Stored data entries
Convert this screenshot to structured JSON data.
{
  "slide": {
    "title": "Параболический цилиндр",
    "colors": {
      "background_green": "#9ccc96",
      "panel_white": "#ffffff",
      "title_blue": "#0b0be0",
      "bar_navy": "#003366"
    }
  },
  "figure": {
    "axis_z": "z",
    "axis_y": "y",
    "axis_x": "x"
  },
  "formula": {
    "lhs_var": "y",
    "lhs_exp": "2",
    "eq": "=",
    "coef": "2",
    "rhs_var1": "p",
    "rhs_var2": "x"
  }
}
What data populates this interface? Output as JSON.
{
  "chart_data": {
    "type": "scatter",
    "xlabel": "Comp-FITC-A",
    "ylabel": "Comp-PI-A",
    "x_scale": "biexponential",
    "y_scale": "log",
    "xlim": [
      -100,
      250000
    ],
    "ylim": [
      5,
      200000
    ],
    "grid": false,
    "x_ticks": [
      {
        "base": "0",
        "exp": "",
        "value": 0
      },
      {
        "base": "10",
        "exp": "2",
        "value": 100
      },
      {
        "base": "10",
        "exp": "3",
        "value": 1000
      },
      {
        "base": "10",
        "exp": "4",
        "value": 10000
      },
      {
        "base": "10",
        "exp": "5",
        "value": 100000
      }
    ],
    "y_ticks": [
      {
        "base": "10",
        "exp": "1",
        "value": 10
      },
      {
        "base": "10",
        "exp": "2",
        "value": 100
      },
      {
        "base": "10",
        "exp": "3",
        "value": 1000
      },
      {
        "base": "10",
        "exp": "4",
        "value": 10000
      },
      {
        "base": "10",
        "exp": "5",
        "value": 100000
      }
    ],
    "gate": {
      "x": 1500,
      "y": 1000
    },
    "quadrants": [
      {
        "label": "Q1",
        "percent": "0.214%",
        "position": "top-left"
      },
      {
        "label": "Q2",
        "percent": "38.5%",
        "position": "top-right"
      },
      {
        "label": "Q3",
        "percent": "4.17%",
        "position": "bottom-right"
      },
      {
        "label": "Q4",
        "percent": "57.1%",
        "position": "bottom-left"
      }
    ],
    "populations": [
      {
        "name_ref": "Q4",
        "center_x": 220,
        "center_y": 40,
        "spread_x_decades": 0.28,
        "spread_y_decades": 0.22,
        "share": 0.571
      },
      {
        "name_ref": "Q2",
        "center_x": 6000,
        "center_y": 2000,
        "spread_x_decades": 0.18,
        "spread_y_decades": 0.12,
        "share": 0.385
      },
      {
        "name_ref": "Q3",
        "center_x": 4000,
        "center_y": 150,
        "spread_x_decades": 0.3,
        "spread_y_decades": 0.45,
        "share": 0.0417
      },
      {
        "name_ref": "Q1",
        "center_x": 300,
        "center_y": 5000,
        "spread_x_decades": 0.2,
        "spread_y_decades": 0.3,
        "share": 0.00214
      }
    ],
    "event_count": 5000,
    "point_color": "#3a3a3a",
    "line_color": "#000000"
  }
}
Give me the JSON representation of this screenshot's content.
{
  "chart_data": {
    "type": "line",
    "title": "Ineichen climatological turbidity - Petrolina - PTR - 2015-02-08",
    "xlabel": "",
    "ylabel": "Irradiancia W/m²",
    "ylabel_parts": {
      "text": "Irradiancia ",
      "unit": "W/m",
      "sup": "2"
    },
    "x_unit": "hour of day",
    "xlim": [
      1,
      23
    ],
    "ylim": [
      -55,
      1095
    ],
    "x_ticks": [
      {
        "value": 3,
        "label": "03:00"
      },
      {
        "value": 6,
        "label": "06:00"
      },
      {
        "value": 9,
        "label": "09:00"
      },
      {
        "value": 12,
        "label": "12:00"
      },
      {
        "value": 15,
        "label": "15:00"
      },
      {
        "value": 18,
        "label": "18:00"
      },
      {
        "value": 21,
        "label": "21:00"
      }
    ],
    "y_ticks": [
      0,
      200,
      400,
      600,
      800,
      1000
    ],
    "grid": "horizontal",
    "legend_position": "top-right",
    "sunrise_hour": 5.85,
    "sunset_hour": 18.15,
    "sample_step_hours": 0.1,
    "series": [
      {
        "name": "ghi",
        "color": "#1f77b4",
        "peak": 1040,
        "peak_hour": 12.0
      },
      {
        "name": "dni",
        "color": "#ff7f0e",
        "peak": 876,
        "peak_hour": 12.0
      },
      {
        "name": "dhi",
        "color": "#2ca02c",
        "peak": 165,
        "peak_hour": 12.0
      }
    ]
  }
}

**Task to complete:** Using the records given above, list every line that includes the word "this".

**Correct answer:**
Convert this screenshot to structured JSON data.
What data populates this interface? Output as JSON.
Give me the JSON representation of this screenshot's content.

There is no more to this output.